* begin Exercise material *

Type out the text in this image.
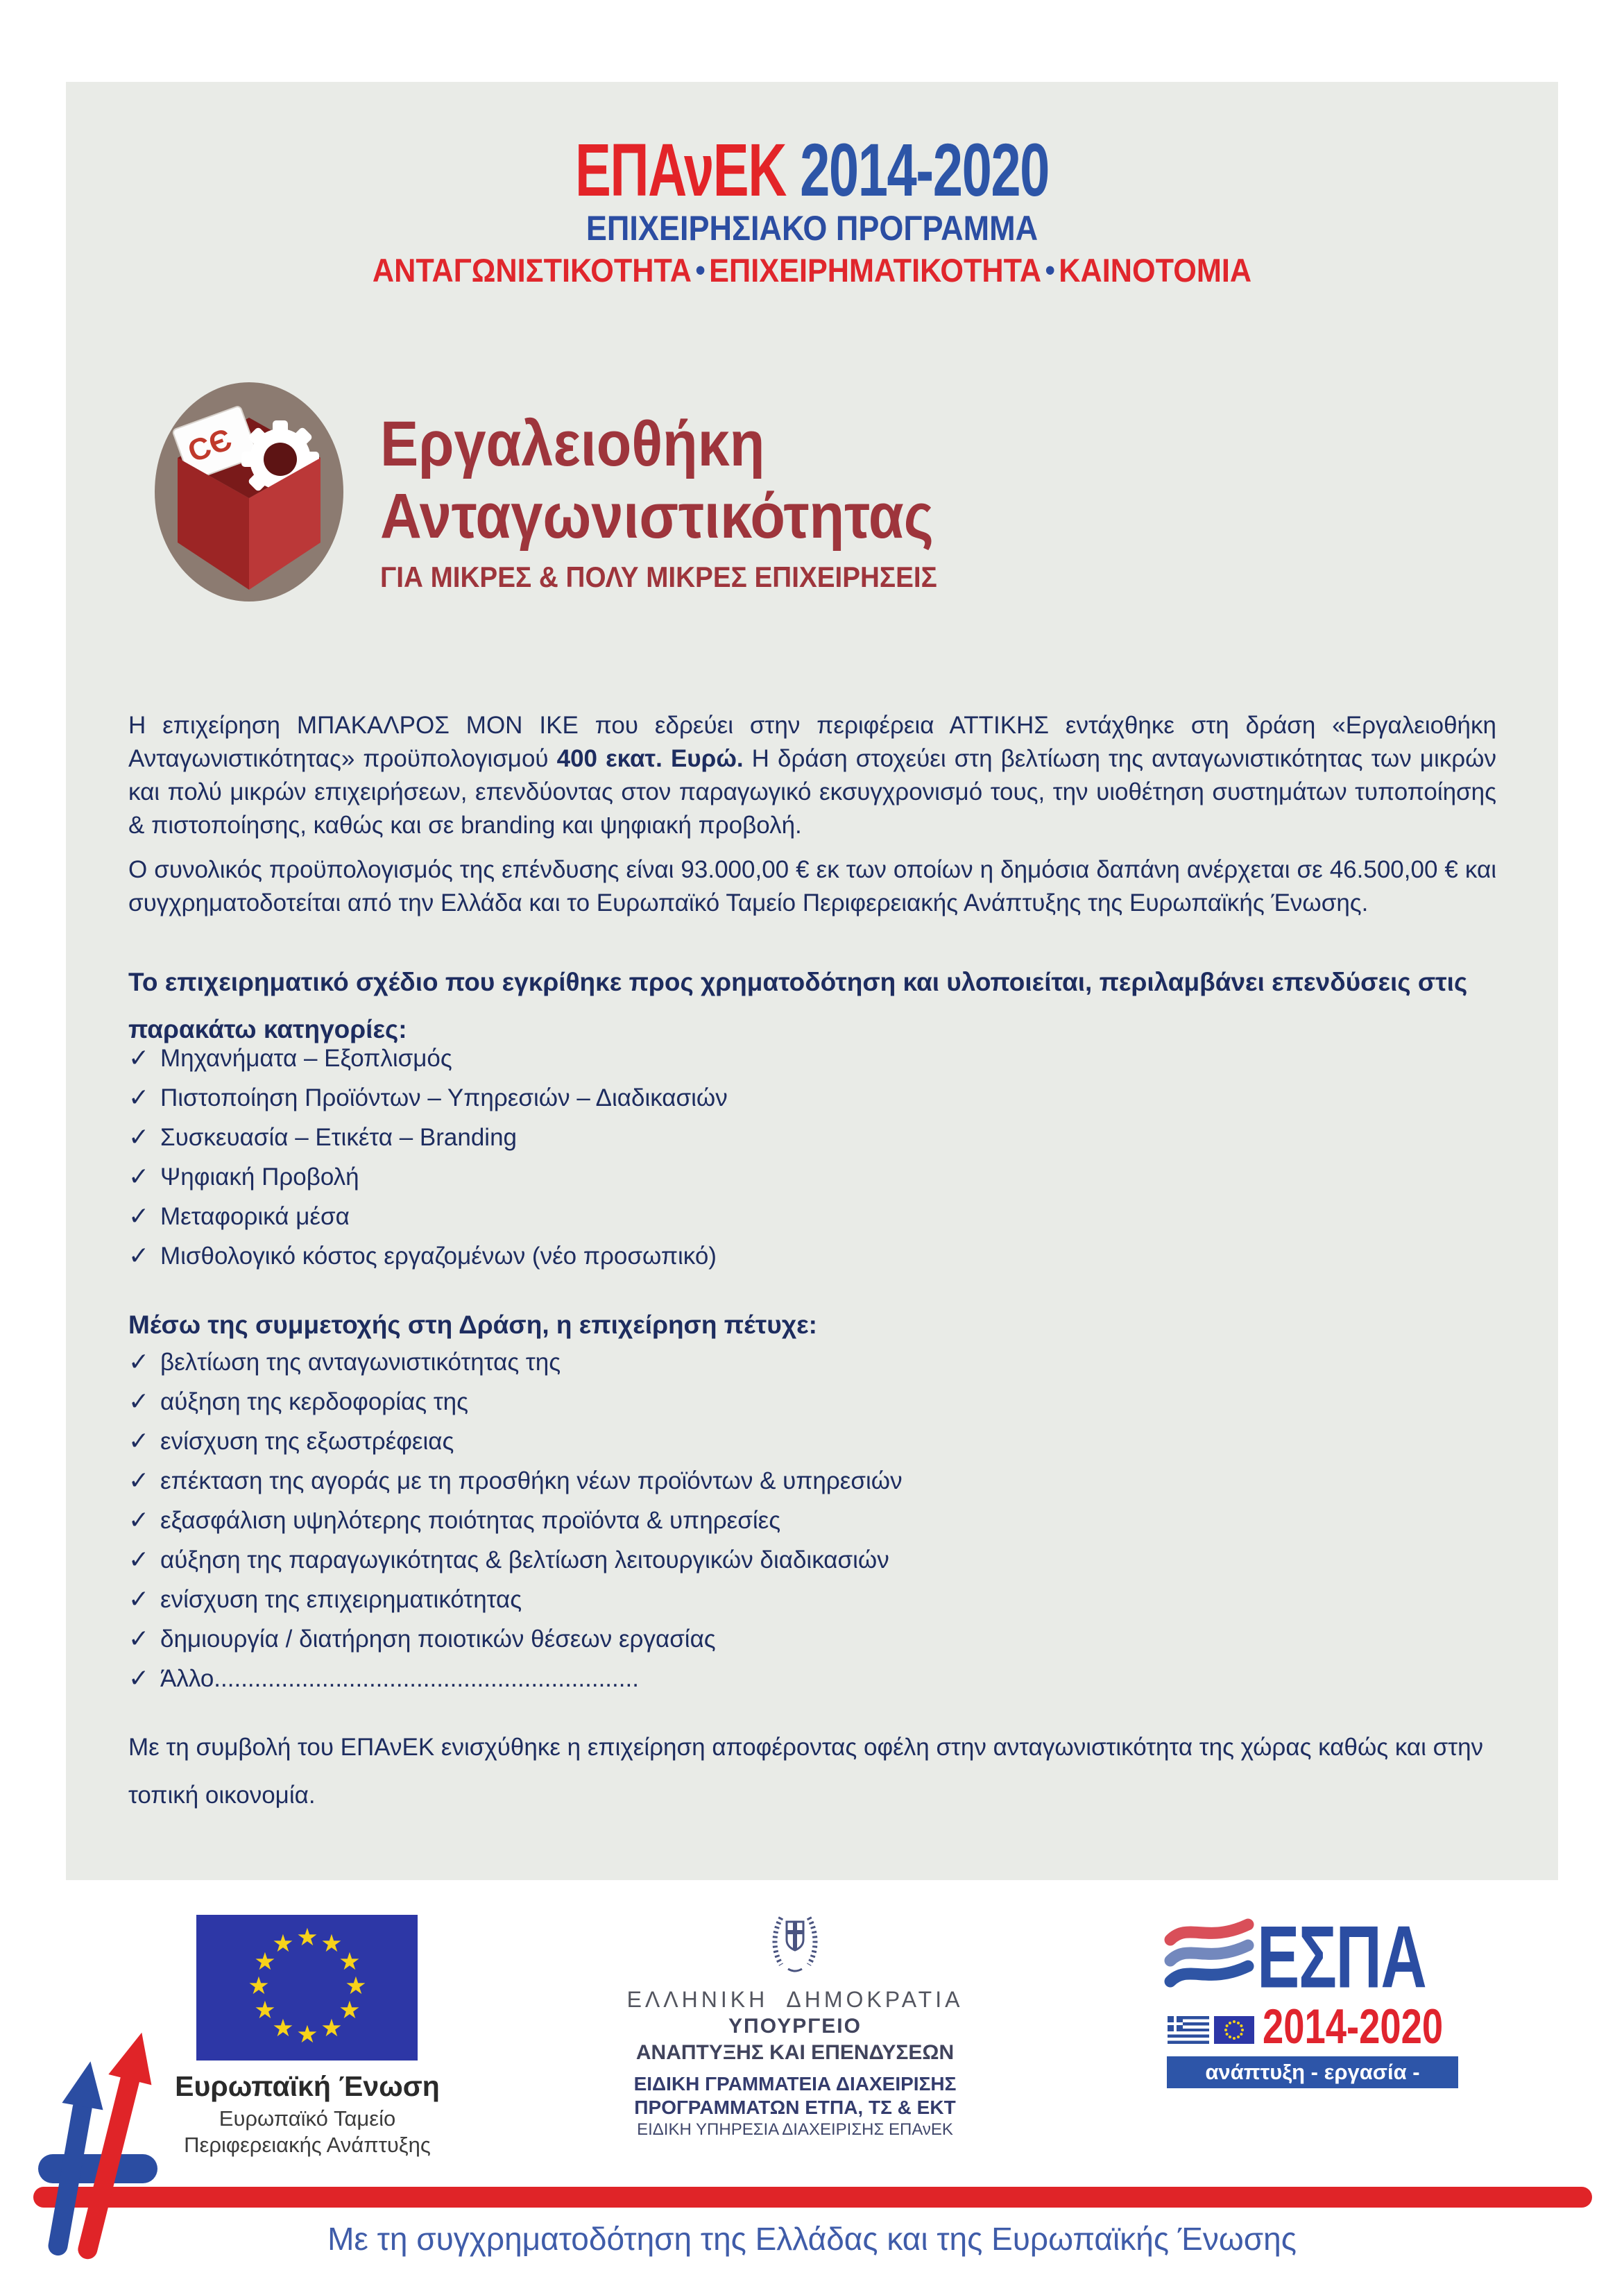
ΕΠΑνΕΚ 2014-2020
ΕΠΙΧΕΙΡΗΣΙΑΚΟ ΠΡΟΓΡΑΜΜΑ
ΑΝΤΑΓΩΝΙΣΤΙΚΟΤΗΤΑ • ΕΠΙΧΕΙΡΗΜΑΤΙΚΟΤΗΤΑ • ΚΑΙΝΟΤΟΜΙΑ
CЄ Εργαλειοθήκη
Ανταγωνιστικότητας
ΓΙΑ ΜΙΚΡΕΣ & ΠΟΛΥ ΜΙΚΡΕΣ ΕΠΙΧΕΙΡΗΣΕΙΣ
Η επιχείρηση ΜΠΑΚΑΛΡΟΣ ΜΟΝ ΙΚΕ που εδρεύει στην περιφέρεια ΑΤΤΙΚΗΣ εντάχθηκε στη δράση «Εργαλειοθήκη Ανταγωνιστικότητας» προϋπολογισμού 400 εκατ. Ευρώ. Η δράση στοχεύει στη βελτίωση της ανταγωνιστικότητας των μικρών και πολύ μικρών επιχειρήσεων, επενδύοντας στον παραγωγικό εκσυγχρονισμό τους, την υιοθέτηση συστημάτων τυποποίησης & πιστοποίησης, καθώς και σε branding και ψηφιακή προβολή.
Ο συνολικός προϋπολογισμός της επένδυσης είναι 93.000,00 € εκ των οποίων η δημόσια δαπάνη ανέρχεται σε 46.500,00 € και συγχρηματοδοτείται από την Ελλάδα και το Ευρωπαϊκό Ταμείο Περιφερειακής Ανάπτυξης της Ευρωπαϊκής Ένωσης.
Το επιχειρηματικό σχέδιο που εγκρίθηκε προς χρηματοδότηση και υλοποιείται, περιλαμβάνει επενδύσεις στις παρακάτω κατηγορίες:
✓ Μηχανήματα – Εξοπλισμός
✓ Πιστοποίηση Προϊόντων – Υπηρεσιών – Διαδικασιών
✓ Συσκευασία – Ετικέτα – Branding
✓ Ψηφιακή Προβολή
✓ Μεταφορικά μέσα
✓ Μισθολογικό κόστος εργαζομένων (νέο προσωπικό)
Μέσω της συμμετοχής στη Δράση, η επιχείρηση πέτυχε:
✓ βελτίωση της ανταγωνιστικότητας της
✓ αύξηση της κερδοφορίας της
✓ ενίσχυση της εξωστρέφειας
✓ επέκταση της αγοράς με τη προσθήκη νέων προϊόντων & υπηρεσιών
✓ εξασφάλιση υψηλότερης ποιότητας προϊόντα & υπηρεσίες
✓ αύξηση της παραγωγικότητας & βελτίωση λειτουργικών διαδικασιών
✓ ενίσχυση της επιχειρηματικότητας
✓ δημιουργία / διατήρηση ποιοτικών θέσεων εργασίας
✓ Άλλο...............................................................
Με τη συμβολή του ΕΠΑνΕΚ ενισχύθηκε η επιχείρηση αποφέροντας οφέλη στην ανταγωνιστικότητα της χώρας καθώς και στην τοπική οικονομία.
★ ★
★
★
★
★
★
★
★
★
★
★
Ευρωπαϊκή Ένωση
Ευρωπαϊκό Ταμείο
Περιφερειακής Ανάπτυξης
ΕΛΛΗΝΙΚΗ ΔΗΜΟΚΡΑΤΙΑ
ΥΠΟΥΡΓΕΙΟ
ΑΝΑΠΤΥΞΗΣ ΚΑΙ ΕΠΕΝΔΥΣΕΩΝ
ΕΙΔΙΚΗ ΓΡΑΜΜΑΤΕΙΑ ΔΙΑΧΕΙΡΙΣΗΣ
ΠΡΟΓΡΑΜΜΑΤΩΝ ΕΤΠΑ, ΤΣ & ΕΚΤ
ΕΙΔΙΚΗ ΥΠΗΡΕΣΙΑ ΔΙΑΧΕΙΡΙΣΗΣ ΕΠΑνΕΚ
ΕΣΠΑ
2014-2020
ανάπτυξη - εργασία - αλληλεγγύη
Με τη συγχρηματοδότηση της Ελλάδας και της Ευρωπαϊκής Ένωσης
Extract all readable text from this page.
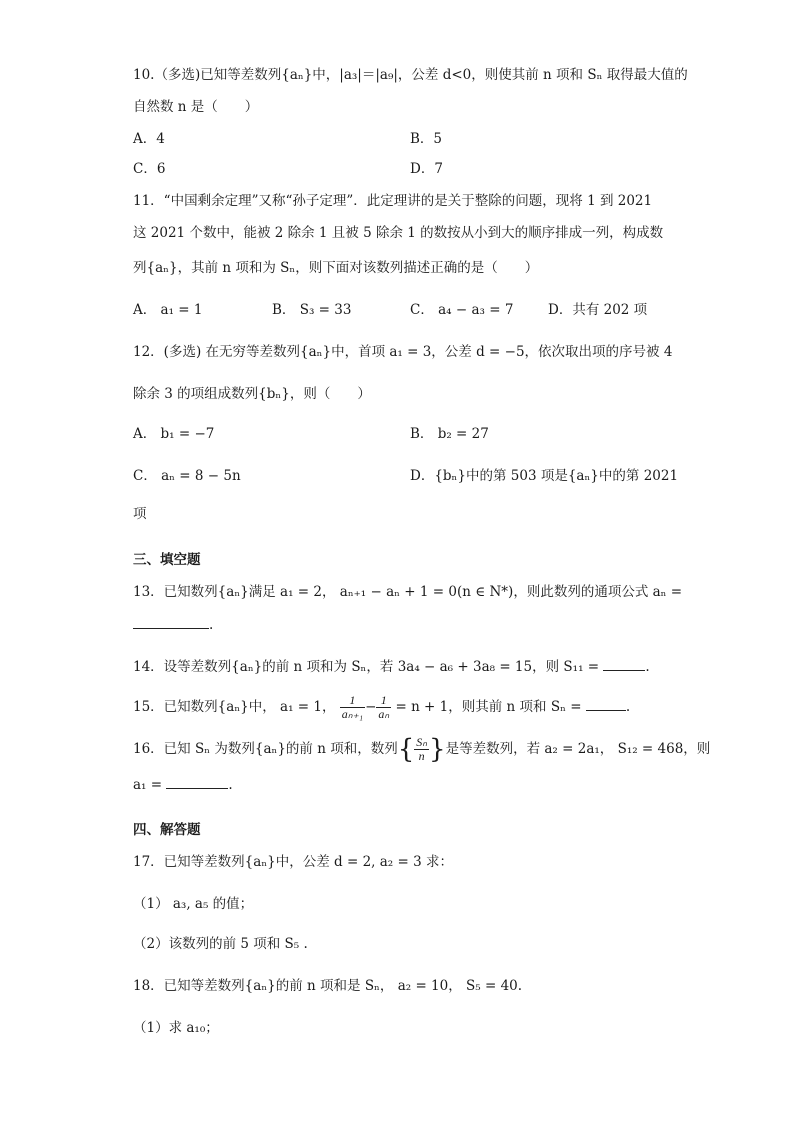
10.（多选)已知等差数列{aₙ}中，|a₃|＝|a₉|，公差 d<0，则使其前 n 项和 Sₙ 取得最大值的
自然数 n 是（　　）
A．4	B．5
C．6	D．7
11．“中国剩余定理”又称“孙子定理”．此定理讲的是关于整除的问题，现将 1 到 2021
这 2021 个数中，能被 2 除余 1 且被 5 除余 1 的数按从小到大的顺序排成一列，构成数
列{aₙ}，其前 n 项和为 Sₙ，则下面对该数列描述正确的是（　　）
A． a₁ = 1	B． S₃ = 33	C． a₄ − a₃ = 7	D．共有 202 项
12．(多选) 在无穷等差数列{aₙ}中，首项 a₁ = 3，公差 d = −5，依次取出项的序号被 4
除余 3 的项组成数列{bₙ}，则（　　）
A． b₁ = −7	B． b₂ = 27
C． aₙ = 8 − 5n	D．{bₙ}中的第 503 项是{aₙ}中的第 2021
项
三、填空题
13．已知数列{aₙ}满足 a₁ = 2， aₙ₊₁ − aₙ + 1 = 0(n ∈ N*)，则此数列的通项公式 aₙ =
.
14．设等差数列{aₙ}的前 n 项和为 Sₙ，若 3a₄ − a₆ + 3a₈ = 15，则 S₁₁ =	.
15．已知数列{aₙ}中， a₁ = 1， $\frac{1}{\text{aₙ₊₁}} - \frac{1}{\text{aₙ}} = n + 1$，则其前 n 项和 Sₙ =	.
16．已知 Sₙ 为数列{aₙ}的前 n 项和，数列{ $\frac{\text{Sₙ}}{n}$ }是等差数列，若 a₂ = 2a₁， S₁₂ = 468，则
a₁ =	.
四、解答题
17．已知等差数列{aₙ}中，公差 d = 2, a₂ = 3 求：
（1） a₃, a₅ 的值；
（2）该数列的前 5 项和 S₅ .
18．已知等差数列{aₙ}的前 n 项和是 Sₙ， a₂ = 10， S₅ = 40.
（1）求 a₁₀；
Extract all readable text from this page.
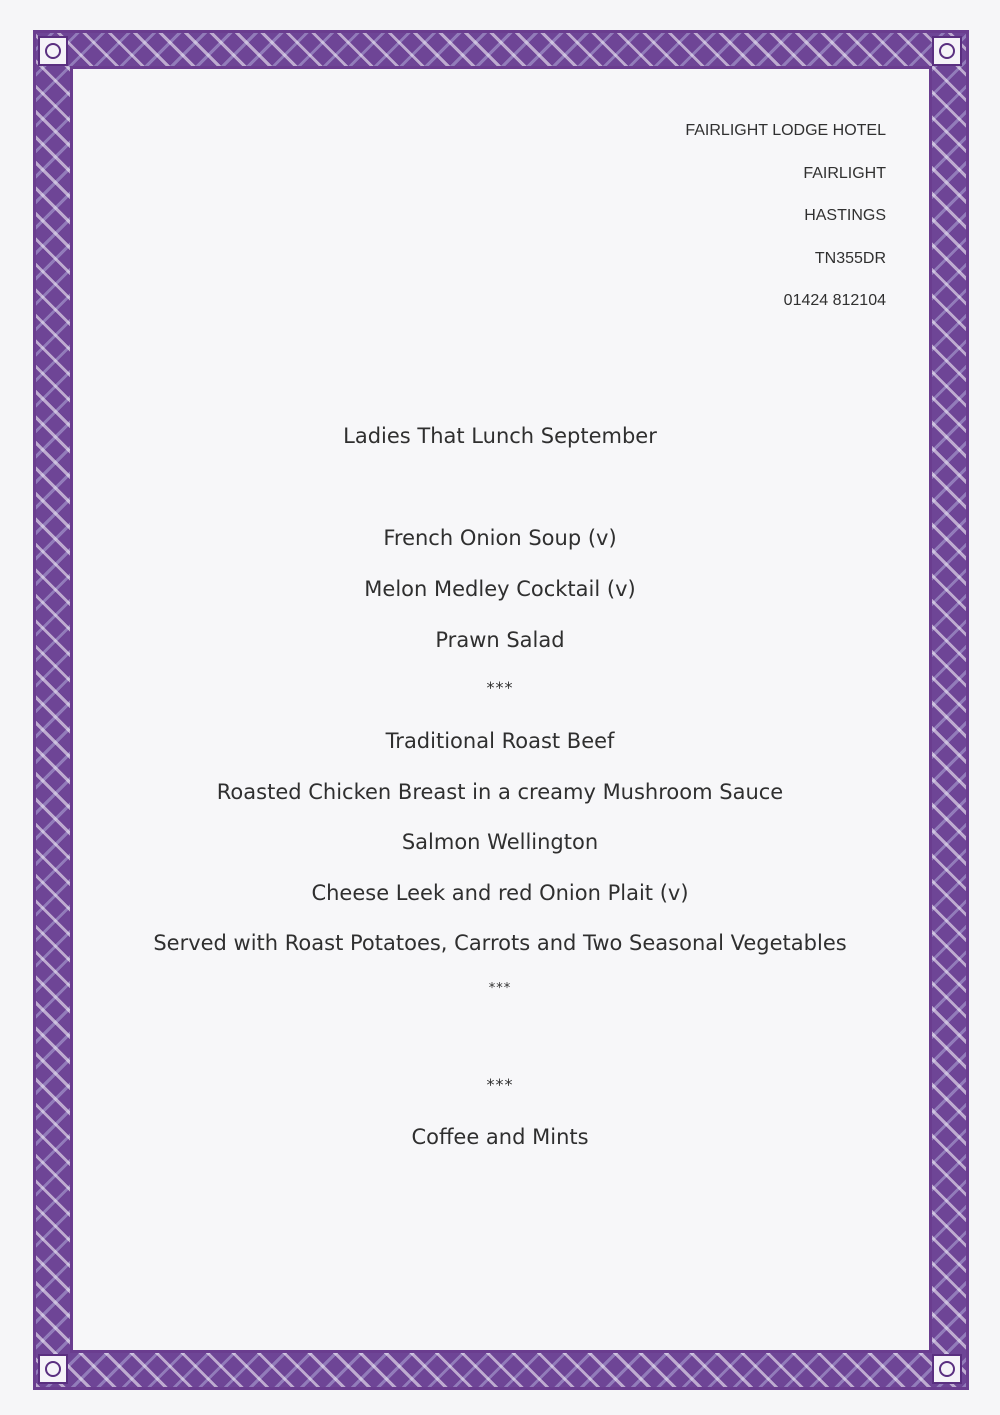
FAIRLIGHT LODGE HOTEL
FAIRLIGHT
HASTINGS
TN355DR
01424 812104
Ladies That Lunch September
French Onion Soup (v)
Melon Medley Cocktail (v)
Prawn Salad
***
Traditional Roast Beef
Roasted Chicken Breast in a creamy Mushroom Sauce
Salmon Wellington
Cheese Leek and red Onion Plait (v)
Served with Roast Potatoes, Carrots and Two Seasonal Vegetables
***
***
Coffee and Mints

* end Exercise material *

Problem to solve. Copy every line above word for word and exclude the pictures.

Exercise output.
Type out the text in this image.
ΕΠΑνΕΚ 2014-2020
ΕΠΙΧΕΙΡΗΣΙΑΚΟ ΠΡΟΓΡΑΜΜΑ
ΑΝΤΑΓΩΝΙΣΤΙΚΟΤΗΤΑ • ΕΠΙΧΕΙΡΗΜΑΤΙΚΟΤΗΤΑ • ΚΑΙΝΟΤΟΜΙΑ
CЄ Εργαλειοθήκη
Ανταγωνιστικότητας
ΓΙΑ ΜΙΚΡΕΣ & ΠΟΛΥ ΜΙΚΡΕΣ ΕΠΙΧΕΙΡΗΣΕΙΣ
Η επιχείρηση ΜΠΑΚΑΛΡΟΣ ΜΟΝ ΙΚΕ που εδρεύει στην περιφέρεια ΑΤΤΙΚΗΣ εντάχθηκε στη δράση «Εργαλειοθήκη Ανταγωνιστικότητας» προϋπολογισμού 400 εκατ. Ευρώ. Η δράση στοχεύει στη βελτίωση της ανταγωνιστικότητας των μικρών και πολύ μικρών επιχειρήσεων, επενδύοντας στον παραγωγικό εκσυγχρονισμό τους, την υιοθέτηση συστημάτων τυποποίησης & πιστοποίησης, καθώς και σε branding και ψηφιακή προβολή.
Ο συνολικός προϋπολογισμός της επένδυσης είναι 93.000,00 € εκ των οποίων η δημόσια δαπάνη ανέρχεται σε 46.500,00 € και συγχρηματοδοτείται από την Ελλάδα και το Ευρωπαϊκό Ταμείο Περιφερειακής Ανάπτυξης της Ευρωπαϊκής Ένωσης.
Το επιχειρηματικό σχέδιο που εγκρίθηκε προς χρηματοδότηση και υλοποιείται, περιλαμβάνει επενδύσεις στις παρακάτω κατηγορίες:
✓ Μηχανήματα – Εξοπλισμός
✓ Πιστοποίηση Προϊόντων – Υπηρεσιών – Διαδικασιών
✓ Συσκευασία – Ετικέτα – Branding
✓ Ψηφιακή Προβολή
✓ Μεταφορικά μέσα
✓ Μισθολογικό κόστος εργαζομένων (νέο προσωπικό)
Μέσω της συμμετοχής στη Δράση, η επιχείρηση πέτυχε:
✓ βελτίωση της ανταγωνιστικότητας της
✓ αύξηση της κερδοφορίας της
✓ ενίσχυση της εξωστρέφειας
✓ επέκταση της αγοράς με τη προσθήκη νέων προϊόντων & υπηρεσιών
✓ εξασφάλιση υψηλότερης ποιότητας προϊόντα & υπηρεσίες
✓ αύξηση της παραγωγικότητας & βελτίωση λειτουργικών διαδικασιών
✓ ενίσχυση της επιχειρηματικότητας
✓ δημιουργία / διατήρηση ποιοτικών θέσεων εργασίας
✓ Άλλο...............................................................
Με τη συμβολή του ΕΠΑνΕΚ ενισχύθηκε η επιχείρηση αποφέροντας οφέλη στην ανταγωνιστικότητα της χώρας καθώς και στην τοπική οικονομία.
★ ★
★
★
★
★
★
★
★
★
★
★
Ευρωπαϊκή Ένωση
Ευρωπαϊκό Ταμείο
Περιφερειακής Ανάπτυξης
ΕΛΛΗΝΙΚΗ ΔΗΜΟΚΡΑΤΙΑ
ΥΠΟΥΡΓΕΙΟ
ΑΝΑΠΤΥΞΗΣ ΚΑΙ ΕΠΕΝΔΥΣΕΩΝ
ΕΙΔΙΚΗ ΓΡΑΜΜΑΤΕΙΑ ΔΙΑΧΕΙΡΙΣΗΣ
ΠΡΟΓΡΑΜΜΑΤΩΝ ΕΤΠΑ, ΤΣ & ΕΚΤ
ΕΙΔΙΚΗ ΥΠΗΡΕΣΙΑ ΔΙΑΧΕΙΡΙΣΗΣ ΕΠΑνΕΚ
ΕΣΠΑ
2014-2020
ανάπτυξη - εργασία - αλληλεγγύη
Με τη συγχρηματοδότηση της Ελλάδας και της Ευρωπαϊκής Ένωσης
Extract all readable text from this page.
10.（多选)已知等差数列{aₙ}中，|a₃|＝|a₉|，公差 d<0，则使其前 n 项和 Sₙ 取得最大值的
自然数 n 是（　　）
A．4	B．5
C．6	D．7
11．“中国剩余定理”又称“孙子定理”．此定理讲的是关于整除的问题，现将 1 到 2021
这 2021 个数中，能被 2 除余 1 且被 5 除余 1 的数按从小到大的顺序排成一列，构成数
列{aₙ}，其前 n 项和为 Sₙ，则下面对该数列描述正确的是（　　）
A． a₁ = 1	B． S₃ = 33	C． a₄ − a₃ = 7	D．共有 202 项
12．(多选) 在无穷等差数列{aₙ}中，首项 a₁ = 3，公差 d = −5，依次取出项的序号被 4
除余 3 的项组成数列{bₙ}，则（　　）
A． b₁ = −7	B． b₂ = 27
C． aₙ = 8 − 5n	D．{bₙ}中的第 503 项是{aₙ}中的第 2021
项
三、填空题
13．已知数列{aₙ}满足 a₁ = 2， aₙ₊₁ − aₙ + 1 = 0(n ∈ N*)，则此数列的通项公式 aₙ =
.
14．设等差数列{aₙ}的前 n 项和为 Sₙ，若 3a₄ − a₆ + 3a₈ = 15，则 S₁₁ =	.
15．已知数列{aₙ}中， a₁ = 1， $\frac{1}{\text{aₙ₊₁}} - \frac{1}{\text{aₙ}} = n + 1$，则其前 n 项和 Sₙ =	.
16．已知 Sₙ 为数列{aₙ}的前 n 项和，数列{ $\frac{\text{Sₙ}}{n}$ }是等差数列，若 a₂ = 2a₁， S₁₂ = 468，则
a₁ =	.
四、解答题
17．已知等差数列{aₙ}中，公差 d = 2, a₂ = 3 求：
（1） a₃, a₅ 的值；
（2）该数列的前 5 项和 S₅ .
18．已知等差数列{aₙ}的前 n 项和是 Sₙ， a₂ = 10， S₅ = 40.
（1）求 a₁₀；
Extract all readable text from this page.
FAIRLIGHT LODGE HOTEL
FAIRLIGHT
HASTINGS
TN355DR
01424 812104
Ladies That Lunch September
French Onion Soup (v)
Melon Medley Cocktail (v)
Prawn Salad
***
Traditional Roast Beef
Roasted Chicken Breast in a creamy Mushroom Sauce
Salmon Wellington
Cheese Leek and red Onion Plait (v)
Served with Roast Potatoes, Carrots and Two Seasonal Vegetables
***
***
Coffee and Mints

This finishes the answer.